# TASK DESCRIPTION
Return every entry exactly as written.

# THE INPUT
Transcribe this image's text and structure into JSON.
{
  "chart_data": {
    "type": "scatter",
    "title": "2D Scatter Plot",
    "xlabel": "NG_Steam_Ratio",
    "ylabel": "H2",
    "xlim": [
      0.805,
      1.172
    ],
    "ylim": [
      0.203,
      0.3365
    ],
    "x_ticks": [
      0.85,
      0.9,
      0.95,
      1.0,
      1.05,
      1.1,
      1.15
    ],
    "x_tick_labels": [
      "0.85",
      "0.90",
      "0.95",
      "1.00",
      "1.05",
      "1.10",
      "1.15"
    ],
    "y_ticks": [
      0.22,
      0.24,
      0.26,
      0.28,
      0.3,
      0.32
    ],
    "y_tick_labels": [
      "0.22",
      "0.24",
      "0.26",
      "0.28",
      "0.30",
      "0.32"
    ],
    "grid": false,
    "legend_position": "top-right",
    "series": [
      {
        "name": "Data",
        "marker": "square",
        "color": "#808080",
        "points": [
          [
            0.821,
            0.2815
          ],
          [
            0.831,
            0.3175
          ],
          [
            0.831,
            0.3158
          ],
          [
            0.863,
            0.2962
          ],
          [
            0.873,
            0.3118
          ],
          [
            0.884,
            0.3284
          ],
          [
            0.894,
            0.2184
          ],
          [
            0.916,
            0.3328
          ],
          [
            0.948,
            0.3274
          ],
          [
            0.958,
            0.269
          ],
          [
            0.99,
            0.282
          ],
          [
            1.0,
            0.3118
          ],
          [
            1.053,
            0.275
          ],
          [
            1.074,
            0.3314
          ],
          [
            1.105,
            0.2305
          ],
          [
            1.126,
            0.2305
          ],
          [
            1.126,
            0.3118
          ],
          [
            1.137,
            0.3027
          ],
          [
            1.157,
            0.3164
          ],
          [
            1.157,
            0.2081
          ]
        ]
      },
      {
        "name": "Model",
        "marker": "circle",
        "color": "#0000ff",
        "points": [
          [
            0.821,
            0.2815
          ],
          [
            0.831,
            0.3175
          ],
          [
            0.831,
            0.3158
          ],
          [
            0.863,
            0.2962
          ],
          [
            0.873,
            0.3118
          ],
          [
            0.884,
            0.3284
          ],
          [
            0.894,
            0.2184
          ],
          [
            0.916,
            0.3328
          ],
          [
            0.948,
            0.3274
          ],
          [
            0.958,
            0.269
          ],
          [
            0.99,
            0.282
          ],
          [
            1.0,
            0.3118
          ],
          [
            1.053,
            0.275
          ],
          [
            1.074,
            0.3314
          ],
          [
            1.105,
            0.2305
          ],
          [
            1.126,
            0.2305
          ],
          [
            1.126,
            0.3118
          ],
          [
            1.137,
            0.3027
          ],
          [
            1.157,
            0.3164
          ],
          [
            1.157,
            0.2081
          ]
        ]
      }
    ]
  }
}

# SOLUTION TO THE EXERCISE
Transcribe this image's text and structure into JSON.
{
  "chart_data": {
    "type": "scatter",
    "title": "2D Scatter Plot",
    "xlabel": "NG_Steam_Ratio",
    "ylabel": "H2",
    "xlim": [
      0.805,
      1.172
    ],
    "ylim": [
      0.203,
      0.3365
    ],
    "x_ticks": [
      0.85,
      0.9,
      0.95,
      1.0,
      1.05,
      1.1,
      1.15
    ],
    "x_tick_labels": [
      "0.85",
      "0.90",
      "0.95",
      "1.00",
      "1.05",
      "1.10",
      "1.15"
    ],
    "y_ticks": [
      0.22,
      0.24,
      0.26,
      0.28,
      0.3,
      0.32
    ],
    "y_tick_labels": [
      "0.22",
      "0.24",
      "0.26",
      "0.28",
      "0.30",
      "0.32"
    ],
    "grid": false,
    "legend_position": "top-right",
    "series": [
      {
        "name": "Data",
        "marker": "square",
        "color": "#808080",
        "points": [
          [
            0.821,
            0.2815
          ],
          [
            0.831,
            0.3175
          ],
          [
            0.831,
            0.3158
          ],
          [
            0.863,
            0.2962
          ],
          [
            0.873,
            0.3118
          ],
          [
            0.884,
            0.3284
          ],
          [
            0.894,
            0.2184
          ],
          [
            0.916,
            0.3328
          ],
          [
            0.948,
            0.3274
          ],
          [
            0.958,
            0.269
          ],
          [
            0.99,
            0.282
          ],
          [
            1.0,
            0.3118
          ],
          [
            1.053,
            0.275
          ],
          [
            1.074,
            0.3314
          ],
          [
            1.105,
            0.2305
          ],
          [
            1.126,
            0.2305
          ],
          [
            1.126,
            0.3118
          ],
          [
            1.137,
            0.3027
          ],
          [
            1.157,
            0.3164
          ],
          [
            1.157,
            0.2081
          ]
        ]
      },
      {
        "name": "Model",
        "marker": "circle",
        "color": "#0000ff",
        "points": [
          [
            0.821,
            0.2815
          ],
          [
            0.831,
            0.3175
          ],
          [
            0.831,
            0.3158
          ],
          [
            0.863,
            0.2962
          ],
          [
            0.873,
            0.3118
          ],
          [
            0.884,
            0.3284
          ],
          [
            0.894,
            0.2184
          ],
          [
            0.916,
            0.3328
          ],
          [
            0.948,
            0.3274
          ],
          [
            0.958,
            0.269
          ],
          [
            0.99,
            0.282
          ],
          [
            1.0,
            0.3118
          ],
          [
            1.053,
            0.275
          ],
          [
            1.074,
            0.3314
          ],
          [
            1.105,
            0.2305
          ],
          [
            1.126,
            0.2305
          ],
          [
            1.126,
            0.3118
          ],
          [
            1.137,
            0.3027
          ],
          [
            1.157,
            0.3164
          ],
          [
            1.157,
            0.2081
          ]
        ]
      }
    ]
  }
}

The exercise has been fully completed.